Problem details: Among the entries below, find the lines with "title" and copy them.

Data extracted from a collection:
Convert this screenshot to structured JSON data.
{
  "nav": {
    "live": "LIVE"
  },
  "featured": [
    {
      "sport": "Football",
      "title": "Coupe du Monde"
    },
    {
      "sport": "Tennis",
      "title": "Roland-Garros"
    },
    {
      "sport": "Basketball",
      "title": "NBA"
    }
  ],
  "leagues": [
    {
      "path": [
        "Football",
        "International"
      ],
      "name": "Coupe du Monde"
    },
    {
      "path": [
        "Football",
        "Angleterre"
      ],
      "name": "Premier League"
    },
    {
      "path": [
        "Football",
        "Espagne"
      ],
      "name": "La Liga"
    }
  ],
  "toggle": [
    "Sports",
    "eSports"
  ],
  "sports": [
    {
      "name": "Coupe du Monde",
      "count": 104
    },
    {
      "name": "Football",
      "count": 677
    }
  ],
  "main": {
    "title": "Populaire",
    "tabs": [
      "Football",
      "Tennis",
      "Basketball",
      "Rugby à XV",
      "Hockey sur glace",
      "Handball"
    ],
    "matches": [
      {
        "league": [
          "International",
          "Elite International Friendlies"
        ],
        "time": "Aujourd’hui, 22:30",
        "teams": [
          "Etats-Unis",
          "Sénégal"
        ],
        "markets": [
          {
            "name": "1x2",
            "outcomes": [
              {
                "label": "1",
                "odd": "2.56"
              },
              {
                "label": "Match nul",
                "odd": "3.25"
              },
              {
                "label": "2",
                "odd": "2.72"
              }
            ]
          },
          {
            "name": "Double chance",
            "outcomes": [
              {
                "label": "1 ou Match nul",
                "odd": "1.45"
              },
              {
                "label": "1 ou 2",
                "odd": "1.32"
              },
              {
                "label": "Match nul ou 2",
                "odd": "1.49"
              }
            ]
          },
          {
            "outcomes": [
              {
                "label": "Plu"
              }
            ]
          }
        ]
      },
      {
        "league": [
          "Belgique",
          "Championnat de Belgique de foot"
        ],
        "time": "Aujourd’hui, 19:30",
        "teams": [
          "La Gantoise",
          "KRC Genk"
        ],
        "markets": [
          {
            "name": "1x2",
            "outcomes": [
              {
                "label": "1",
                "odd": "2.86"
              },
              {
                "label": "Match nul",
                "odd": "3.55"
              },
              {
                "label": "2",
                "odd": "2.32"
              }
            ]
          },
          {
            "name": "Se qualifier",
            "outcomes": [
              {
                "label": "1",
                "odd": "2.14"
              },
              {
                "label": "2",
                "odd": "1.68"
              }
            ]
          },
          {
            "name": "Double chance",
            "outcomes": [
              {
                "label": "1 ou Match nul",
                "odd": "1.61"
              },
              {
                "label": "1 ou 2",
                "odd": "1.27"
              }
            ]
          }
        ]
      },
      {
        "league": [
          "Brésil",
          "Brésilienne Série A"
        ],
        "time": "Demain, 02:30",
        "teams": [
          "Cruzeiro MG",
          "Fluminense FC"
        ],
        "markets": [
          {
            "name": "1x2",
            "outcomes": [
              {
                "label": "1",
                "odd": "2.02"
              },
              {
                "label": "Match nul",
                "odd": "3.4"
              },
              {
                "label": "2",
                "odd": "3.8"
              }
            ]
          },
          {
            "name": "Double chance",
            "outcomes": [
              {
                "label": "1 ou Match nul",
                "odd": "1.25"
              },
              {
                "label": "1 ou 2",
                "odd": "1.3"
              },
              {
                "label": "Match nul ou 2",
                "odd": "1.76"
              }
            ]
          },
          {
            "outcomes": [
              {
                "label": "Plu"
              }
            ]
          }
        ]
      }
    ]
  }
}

The solution:
      "title": "Coupe du Monde"
      "title": "Roland-Garros"
      "title": "NBA"
    "title": "Populaire",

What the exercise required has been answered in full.